**INSTRUCTIONS TO FOLLOW:**
Pull out every line with the word "subtitle".
★ ★ ★ ★
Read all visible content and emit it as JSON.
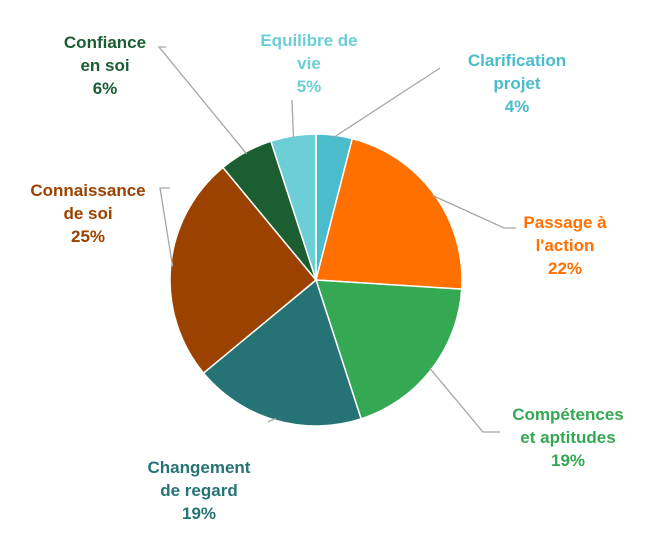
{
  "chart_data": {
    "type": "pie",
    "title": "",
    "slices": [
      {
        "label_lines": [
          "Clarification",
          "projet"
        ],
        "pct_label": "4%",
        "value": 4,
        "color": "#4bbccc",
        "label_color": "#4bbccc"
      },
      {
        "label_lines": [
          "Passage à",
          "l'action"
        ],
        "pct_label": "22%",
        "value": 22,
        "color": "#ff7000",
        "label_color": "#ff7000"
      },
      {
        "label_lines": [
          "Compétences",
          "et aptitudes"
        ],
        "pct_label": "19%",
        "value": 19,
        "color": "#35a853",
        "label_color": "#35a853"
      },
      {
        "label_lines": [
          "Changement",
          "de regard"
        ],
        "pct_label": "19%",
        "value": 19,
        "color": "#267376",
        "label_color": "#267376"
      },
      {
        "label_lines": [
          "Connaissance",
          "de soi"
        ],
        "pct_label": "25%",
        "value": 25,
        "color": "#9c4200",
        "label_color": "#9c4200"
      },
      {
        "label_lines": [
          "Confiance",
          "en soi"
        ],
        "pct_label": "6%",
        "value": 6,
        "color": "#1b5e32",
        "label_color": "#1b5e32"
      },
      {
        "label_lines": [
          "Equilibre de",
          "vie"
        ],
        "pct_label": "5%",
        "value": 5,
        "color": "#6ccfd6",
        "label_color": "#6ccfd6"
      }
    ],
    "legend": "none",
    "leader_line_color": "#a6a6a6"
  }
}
★ ★ ★ ★
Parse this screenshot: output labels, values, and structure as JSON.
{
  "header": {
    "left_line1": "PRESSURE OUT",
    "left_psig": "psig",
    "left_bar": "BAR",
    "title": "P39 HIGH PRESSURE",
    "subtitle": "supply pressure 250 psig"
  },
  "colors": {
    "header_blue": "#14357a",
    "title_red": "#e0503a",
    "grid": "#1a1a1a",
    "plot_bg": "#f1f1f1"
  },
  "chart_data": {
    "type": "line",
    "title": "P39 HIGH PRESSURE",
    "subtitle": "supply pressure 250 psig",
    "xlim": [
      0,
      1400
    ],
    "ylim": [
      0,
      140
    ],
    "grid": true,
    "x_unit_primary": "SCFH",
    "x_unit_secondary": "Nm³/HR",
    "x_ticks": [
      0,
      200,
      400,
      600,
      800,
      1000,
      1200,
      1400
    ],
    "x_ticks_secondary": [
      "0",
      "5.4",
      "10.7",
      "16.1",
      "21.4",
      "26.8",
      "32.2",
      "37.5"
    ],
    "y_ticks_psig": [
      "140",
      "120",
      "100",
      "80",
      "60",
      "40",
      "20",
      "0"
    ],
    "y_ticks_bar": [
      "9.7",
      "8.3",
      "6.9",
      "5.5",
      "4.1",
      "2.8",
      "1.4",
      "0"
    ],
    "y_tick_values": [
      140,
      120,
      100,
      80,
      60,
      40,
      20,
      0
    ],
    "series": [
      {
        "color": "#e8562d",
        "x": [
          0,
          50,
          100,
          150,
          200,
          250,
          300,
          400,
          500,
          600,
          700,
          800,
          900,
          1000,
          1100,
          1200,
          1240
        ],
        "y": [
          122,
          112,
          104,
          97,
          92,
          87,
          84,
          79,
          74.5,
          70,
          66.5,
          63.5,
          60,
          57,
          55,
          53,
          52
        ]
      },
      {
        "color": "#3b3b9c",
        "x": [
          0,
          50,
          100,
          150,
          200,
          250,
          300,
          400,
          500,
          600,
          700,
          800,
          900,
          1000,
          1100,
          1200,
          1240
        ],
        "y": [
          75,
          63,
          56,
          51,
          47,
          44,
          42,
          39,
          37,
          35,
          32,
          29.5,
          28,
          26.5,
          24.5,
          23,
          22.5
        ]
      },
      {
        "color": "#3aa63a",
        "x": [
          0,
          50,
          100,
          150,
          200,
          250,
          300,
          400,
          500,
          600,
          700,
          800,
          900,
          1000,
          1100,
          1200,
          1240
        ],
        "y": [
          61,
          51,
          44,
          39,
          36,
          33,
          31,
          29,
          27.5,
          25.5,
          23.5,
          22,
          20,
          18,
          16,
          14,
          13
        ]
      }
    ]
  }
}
★ ★ ★ ★
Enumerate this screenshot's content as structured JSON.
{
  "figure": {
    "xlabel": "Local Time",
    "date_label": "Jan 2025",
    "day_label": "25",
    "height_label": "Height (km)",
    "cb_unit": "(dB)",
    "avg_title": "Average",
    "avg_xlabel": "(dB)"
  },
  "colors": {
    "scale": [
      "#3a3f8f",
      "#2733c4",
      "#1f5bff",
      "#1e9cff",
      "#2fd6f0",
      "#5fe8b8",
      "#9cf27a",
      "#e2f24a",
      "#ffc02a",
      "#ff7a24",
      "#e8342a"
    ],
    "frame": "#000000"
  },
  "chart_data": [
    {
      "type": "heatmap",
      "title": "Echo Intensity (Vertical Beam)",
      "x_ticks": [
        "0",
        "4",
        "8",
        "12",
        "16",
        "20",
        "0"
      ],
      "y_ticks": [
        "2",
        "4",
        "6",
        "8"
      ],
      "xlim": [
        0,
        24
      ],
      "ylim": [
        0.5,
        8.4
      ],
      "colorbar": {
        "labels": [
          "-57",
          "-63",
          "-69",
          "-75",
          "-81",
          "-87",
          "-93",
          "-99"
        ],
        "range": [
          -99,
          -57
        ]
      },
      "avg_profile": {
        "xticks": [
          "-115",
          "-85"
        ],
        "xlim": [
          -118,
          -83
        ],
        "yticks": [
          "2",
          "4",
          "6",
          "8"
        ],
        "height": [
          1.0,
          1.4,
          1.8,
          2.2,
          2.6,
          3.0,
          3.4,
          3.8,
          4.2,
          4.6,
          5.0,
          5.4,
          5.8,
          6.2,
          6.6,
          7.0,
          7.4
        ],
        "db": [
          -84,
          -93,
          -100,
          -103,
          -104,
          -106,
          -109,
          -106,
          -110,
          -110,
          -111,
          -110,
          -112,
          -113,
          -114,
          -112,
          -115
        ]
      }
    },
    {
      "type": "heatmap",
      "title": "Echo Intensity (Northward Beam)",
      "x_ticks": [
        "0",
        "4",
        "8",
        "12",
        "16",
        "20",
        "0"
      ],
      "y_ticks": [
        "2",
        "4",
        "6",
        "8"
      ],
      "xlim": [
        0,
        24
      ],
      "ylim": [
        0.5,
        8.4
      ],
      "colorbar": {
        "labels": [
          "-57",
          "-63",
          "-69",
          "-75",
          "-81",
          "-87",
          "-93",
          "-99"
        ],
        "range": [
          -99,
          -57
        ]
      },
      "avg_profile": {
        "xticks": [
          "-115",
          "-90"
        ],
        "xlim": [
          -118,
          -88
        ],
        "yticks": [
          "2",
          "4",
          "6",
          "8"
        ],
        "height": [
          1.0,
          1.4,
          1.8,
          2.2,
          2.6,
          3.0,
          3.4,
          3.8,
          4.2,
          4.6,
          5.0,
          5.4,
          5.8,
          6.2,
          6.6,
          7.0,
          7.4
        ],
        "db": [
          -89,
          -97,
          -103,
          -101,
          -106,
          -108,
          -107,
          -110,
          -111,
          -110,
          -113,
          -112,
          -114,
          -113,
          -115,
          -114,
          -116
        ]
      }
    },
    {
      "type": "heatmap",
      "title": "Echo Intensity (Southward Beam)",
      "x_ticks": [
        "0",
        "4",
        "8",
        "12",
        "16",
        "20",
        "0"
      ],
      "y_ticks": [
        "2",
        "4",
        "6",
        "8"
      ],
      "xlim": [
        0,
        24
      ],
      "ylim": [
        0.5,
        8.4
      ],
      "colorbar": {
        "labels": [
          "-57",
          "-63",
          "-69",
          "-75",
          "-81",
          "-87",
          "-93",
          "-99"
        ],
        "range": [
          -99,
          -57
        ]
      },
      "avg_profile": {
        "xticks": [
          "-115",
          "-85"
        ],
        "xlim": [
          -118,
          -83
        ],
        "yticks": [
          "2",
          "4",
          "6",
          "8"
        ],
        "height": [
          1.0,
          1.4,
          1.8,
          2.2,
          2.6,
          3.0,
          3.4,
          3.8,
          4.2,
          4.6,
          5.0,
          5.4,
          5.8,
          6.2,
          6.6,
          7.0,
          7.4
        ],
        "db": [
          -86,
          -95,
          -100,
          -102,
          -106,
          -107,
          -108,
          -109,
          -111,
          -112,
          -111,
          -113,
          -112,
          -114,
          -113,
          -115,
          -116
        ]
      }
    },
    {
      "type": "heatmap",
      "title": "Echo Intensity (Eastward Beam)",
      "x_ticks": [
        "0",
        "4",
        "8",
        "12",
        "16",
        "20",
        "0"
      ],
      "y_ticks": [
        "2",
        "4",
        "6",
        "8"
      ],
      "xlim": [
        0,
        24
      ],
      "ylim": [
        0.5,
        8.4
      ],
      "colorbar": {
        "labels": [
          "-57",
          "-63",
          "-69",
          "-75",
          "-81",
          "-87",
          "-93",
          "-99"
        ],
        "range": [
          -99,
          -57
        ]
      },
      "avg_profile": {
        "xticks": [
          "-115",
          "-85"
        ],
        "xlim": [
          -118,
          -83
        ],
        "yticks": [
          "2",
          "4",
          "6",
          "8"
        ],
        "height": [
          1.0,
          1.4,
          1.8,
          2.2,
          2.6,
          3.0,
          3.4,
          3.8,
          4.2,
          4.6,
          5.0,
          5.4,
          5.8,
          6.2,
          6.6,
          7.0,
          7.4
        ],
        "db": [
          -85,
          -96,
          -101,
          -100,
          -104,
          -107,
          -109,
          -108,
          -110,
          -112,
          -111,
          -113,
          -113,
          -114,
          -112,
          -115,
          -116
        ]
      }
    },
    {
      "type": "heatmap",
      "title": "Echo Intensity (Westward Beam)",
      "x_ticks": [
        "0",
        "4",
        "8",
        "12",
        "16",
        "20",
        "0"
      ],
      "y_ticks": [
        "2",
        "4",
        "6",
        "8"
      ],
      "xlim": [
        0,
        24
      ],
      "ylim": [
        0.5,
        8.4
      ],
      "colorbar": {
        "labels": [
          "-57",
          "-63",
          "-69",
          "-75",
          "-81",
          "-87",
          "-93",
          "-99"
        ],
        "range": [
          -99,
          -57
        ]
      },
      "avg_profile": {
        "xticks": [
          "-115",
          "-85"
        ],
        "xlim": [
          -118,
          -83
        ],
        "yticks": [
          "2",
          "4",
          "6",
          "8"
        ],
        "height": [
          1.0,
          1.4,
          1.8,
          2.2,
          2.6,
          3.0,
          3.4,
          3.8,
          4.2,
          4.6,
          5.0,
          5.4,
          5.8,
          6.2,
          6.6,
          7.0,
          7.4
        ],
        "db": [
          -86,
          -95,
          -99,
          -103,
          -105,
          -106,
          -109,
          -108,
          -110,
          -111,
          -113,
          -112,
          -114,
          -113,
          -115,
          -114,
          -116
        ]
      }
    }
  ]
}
★ ★ ★ ★
**CORRECT RESPONSE:**
    "subtitle": "supply pressure 250 psig"
    "subtitle": "supply pressure 250 psig",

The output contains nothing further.